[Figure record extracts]
★ ★ ★ ★

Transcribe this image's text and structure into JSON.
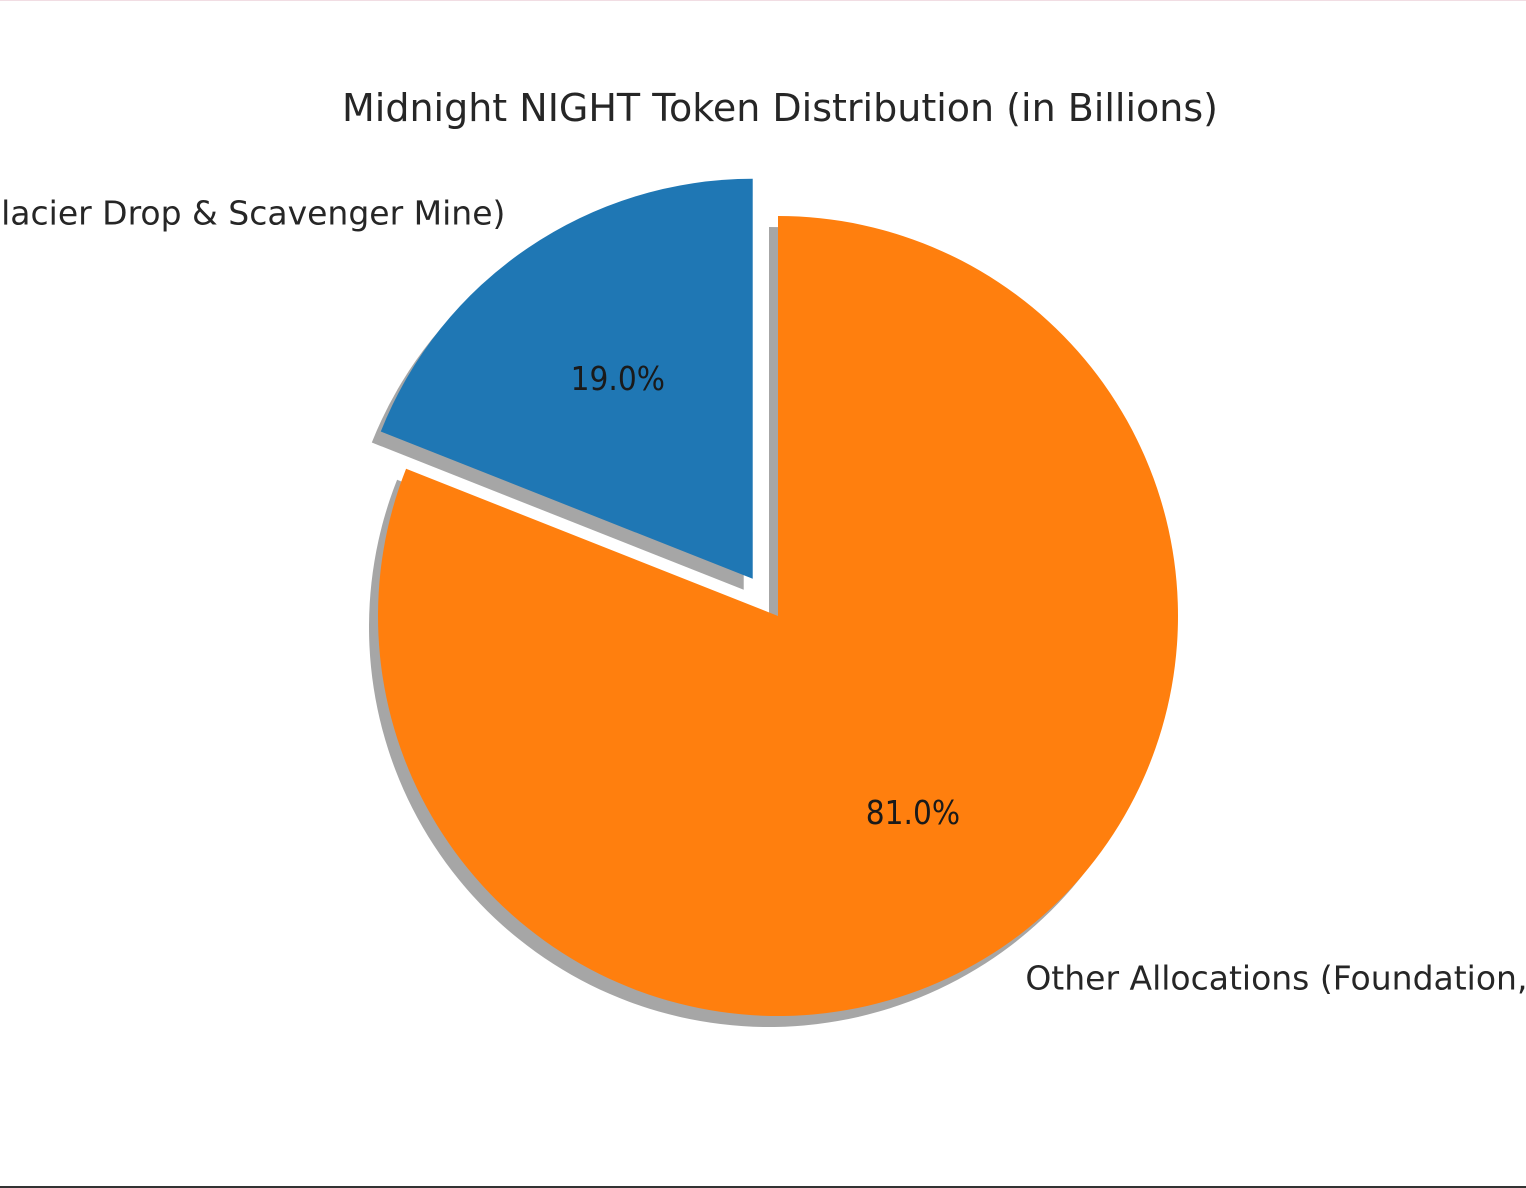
{
  "chart_data": {
    "type": "pie",
    "title": "Midnight NIGHT Token Distribution (in Billions)",
    "start_angle_deg": 90,
    "shadow": true,
    "slices": [
      {
        "label": "(Glacier Drop & Scavenger Mine)",
        "value": 19.0,
        "pct_label": "19.0%",
        "color": "#1f77b4",
        "exploded": true
      },
      {
        "label": "Other Allocations (Foundation,",
        "value": 81.0,
        "pct_label": "81.0%",
        "color": "#ff7f0e",
        "exploded": false
      }
    ]
  }
}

★ ★ ★ ★

### [Exercise aim]
Every line is to be duplicated exactly, though pictures stay out.

### [Written answer]
Transcribe this image's text and structure into JSON.
{
  "chart_data": {
    "type": "pie",
    "title": "Midnight NIGHT Token Distribution (in Billions)",
    "start_angle_deg": 90,
    "shadow": true,
    "slices": [
      {
        "label": "(Glacier Drop & Scavenger Mine)",
        "value": 19.0,
        "pct_label": "19.0%",
        "color": "#1f77b4",
        "exploded": true
      },
      {
        "label": "Other Allocations (Foundation,",
        "value": 81.0,
        "pct_label": "81.0%",
        "color": "#ff7f0e",
        "exploded": false
      }
    ]
  }
}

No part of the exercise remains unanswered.